BEGIN Records supplied

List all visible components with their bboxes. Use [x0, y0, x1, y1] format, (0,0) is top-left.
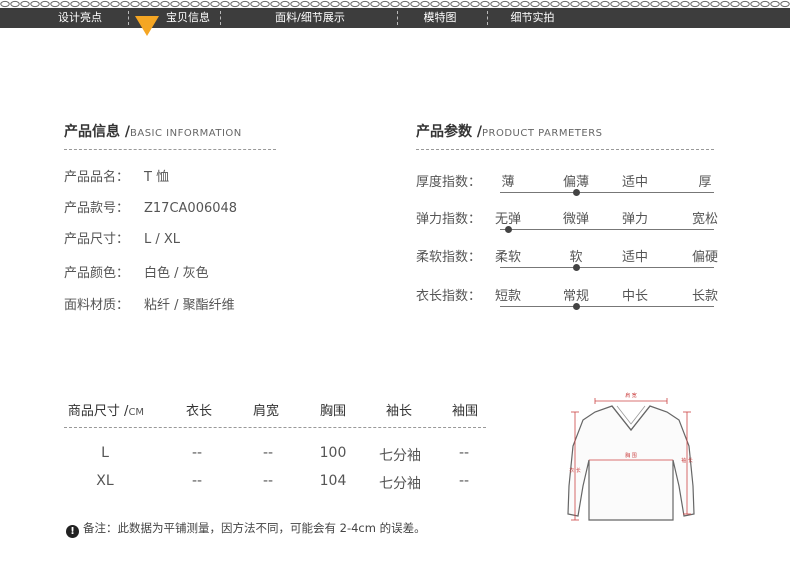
nav-item-model-photos[interactable]: 模特图 — [405, 8, 475, 28]
info-value: 白色 / 灰色 — [144, 266, 209, 281]
param-option: 常规 — [562, 289, 590, 304]
product-info-title: 产品信息 /BASIC INFORMATION — [64, 121, 242, 141]
shoulder-label: 肩 宽 — [625, 392, 637, 399]
param-option: 中长 — [621, 289, 649, 304]
chain-border — [0, 0, 790, 8]
info-value: L / XL — [144, 232, 181, 247]
size-unit: CM — [128, 407, 145, 418]
param-option: 偏硬 — [691, 250, 719, 265]
note: ! 备注：此数据为平铺测量，因方法不同，可能会有 2-4cm 的误差。 — [66, 520, 426, 538]
info-row-style-no: 产品款号： Z17CA006048 — [64, 197, 237, 216]
param-scale-line — [500, 267, 714, 268]
param-option: 厚 — [698, 175, 712, 190]
param-level-marker — [573, 264, 580, 271]
nav-item-product-info[interactable]: 宝贝信息 — [148, 8, 228, 28]
param-option: 适中 — [621, 175, 649, 190]
nav-bar: 设计亮点 宝贝信息 面料/细节展示 模特图 细节实拍 — [0, 8, 790, 28]
nav-divider — [128, 11, 129, 25]
size-header: 商品尺寸 /CM — [68, 400, 144, 419]
sleeve-label: 袖 长 — [681, 457, 693, 464]
info-label: 产品尺寸： — [64, 232, 130, 247]
info-row-material: 面料材质： 粘纤 / 聚酯纤维 — [64, 294, 235, 313]
info-label: 产品品名： — [64, 170, 130, 185]
param-option: 弹力 — [621, 212, 649, 227]
table-cell-length: -- — [191, 473, 203, 489]
divider — [64, 149, 276, 150]
product-info-title-cn: 产品信息 / — [64, 124, 130, 140]
nav-divider — [397, 11, 398, 25]
param-level-marker — [505, 226, 512, 233]
param-label: 衣长指数： — [416, 289, 482, 304]
sleeve-length-header: 袖长 — [385, 404, 413, 419]
chest-header: 胸围 — [319, 404, 347, 419]
param-option: 软 — [569, 250, 583, 265]
table-cell-shoulder: -- — [262, 473, 274, 489]
param-option: 长款 — [691, 289, 719, 304]
param-option: 柔软 — [494, 250, 522, 265]
info-label: 面料材质： — [64, 298, 130, 313]
nav-item-detail-shots[interactable]: 细节实拍 — [495, 8, 570, 28]
shoulder-header: 肩宽 — [252, 404, 280, 419]
param-option: 宽松 — [691, 212, 719, 227]
chest-label: 胸 围 — [625, 452, 637, 459]
tshirt-measurement-diagram: 肩 宽 胸 围 衣 长 袖 长 — [567, 392, 695, 521]
table-cell-sleeve: 七分袖 — [379, 448, 421, 464]
note-text: 备注：此数据为平铺测量，因方法不同，可能会有 2-4cm 的误差。 — [83, 521, 426, 535]
divider — [64, 427, 486, 428]
param-scale-line — [500, 229, 714, 230]
param-option: 薄 — [501, 175, 515, 190]
param-option: 适中 — [621, 250, 649, 265]
table-cell-shoulder: -- — [262, 445, 274, 461]
sleeve-width-header: 袖围 — [451, 404, 479, 419]
info-label: 产品颜色： — [64, 266, 130, 281]
size-header-label: 商品尺寸 / — [67, 404, 129, 419]
table-cell-size: XL — [96, 473, 114, 489]
divider — [416, 149, 714, 150]
nav-item-design-highlights[interactable]: 设计亮点 — [40, 8, 120, 28]
param-option: 无弹 — [494, 212, 522, 227]
param-option: 短款 — [494, 289, 522, 304]
table-cell-sleeve: 七分袖 — [379, 476, 421, 492]
nav-divider — [487, 11, 488, 25]
param-label: 厚度指数： — [416, 175, 482, 190]
length-label: 衣 长 — [569, 467, 581, 474]
info-row-size: 产品尺寸： L / XL — [64, 228, 180, 247]
param-level-marker — [573, 189, 580, 196]
product-info-title-en: BASIC INFORMATION — [130, 128, 242, 139]
table-cell-chest: 104 — [319, 473, 347, 489]
product-params-title: 产品参数 /PRODUCT PARMETERS — [416, 121, 603, 141]
nav-divider — [220, 11, 221, 25]
info-label: 产品款号： — [64, 201, 130, 216]
table-cell-length: -- — [191, 445, 203, 461]
param-label: 弹力指数： — [416, 212, 482, 227]
table-cell-sleeve-width: -- — [458, 473, 470, 489]
product-params-title-cn: 产品参数 / — [416, 124, 482, 140]
nav-item-fabric-details[interactable]: 面料/细节展示 — [255, 8, 365, 28]
info-value: Z17CA006048 — [144, 201, 238, 216]
table-cell-size: L — [101, 445, 109, 461]
length-header: 衣长 — [185, 404, 213, 419]
param-scale-line — [500, 192, 714, 193]
info-value: T 恤 — [144, 170, 170, 185]
product-params-title-en: PRODUCT PARMETERS — [482, 128, 603, 139]
table-cell-sleeve-width: -- — [458, 445, 470, 461]
param-option: 微弹 — [562, 212, 590, 227]
param-option: 偏薄 — [562, 175, 590, 190]
param-label: 柔软指数： — [416, 250, 482, 265]
tshirt-outline — [567, 405, 695, 521]
active-nav-indicator — [135, 16, 159, 36]
param-scale-line — [500, 306, 714, 307]
param-level-marker — [573, 303, 580, 310]
info-row-name: 产品品名： T 恤 — [64, 166, 169, 185]
table-cell-chest: 100 — [319, 445, 347, 461]
exclamation-icon: ! — [66, 525, 79, 538]
info-value: 粘纤 / 聚酯纤维 — [144, 298, 235, 313]
info-row-color: 产品颜色： 白色 / 灰色 — [64, 262, 209, 281]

END Records supplied

Stated goal -> Can you give the records again from the line with "nav-item-model-photos[interactable]: 模特图 —" up to and including the line with "param-option: 适中 — [621, 175, 649, 190]", renaming "param-option" to "param-choice" and leaving everything else unchanged?

Output of the task ->
nav-item-model-photos[interactable]: 模特图 — [405, 8, 475, 28]
info-value: 白色 / 灰色 — [144, 266, 209, 281]
param-choice: 常规 — [562, 289, 590, 304]
product-info-title: 产品信息 /BASIC INFORMATION — [64, 121, 242, 141]
shoulder-label: 肩 宽 — [625, 392, 637, 399]
param-choice: 中长 — [621, 289, 649, 304]
chain-border — [0, 0, 790, 8]
info-value: L / XL — [144, 232, 181, 247]
size-unit: CM — [128, 407, 145, 418]
param-choice: 偏硬 — [691, 250, 719, 265]
note: ! 备注：此数据为平铺测量，因方法不同，可能会有 2-4cm 的误差。 — [66, 520, 426, 538]
info-row-style-no: 产品款号： Z17CA006048 — [64, 197, 237, 216]
param-scale-line — [500, 267, 714, 268]
param-choice: 厚 — [698, 175, 712, 190]
param-level-marker — [573, 264, 580, 271]
nav-item-product-info[interactable]: 宝贝信息 — [148, 8, 228, 28]
param-choice: 适中 — [621, 175, 649, 190]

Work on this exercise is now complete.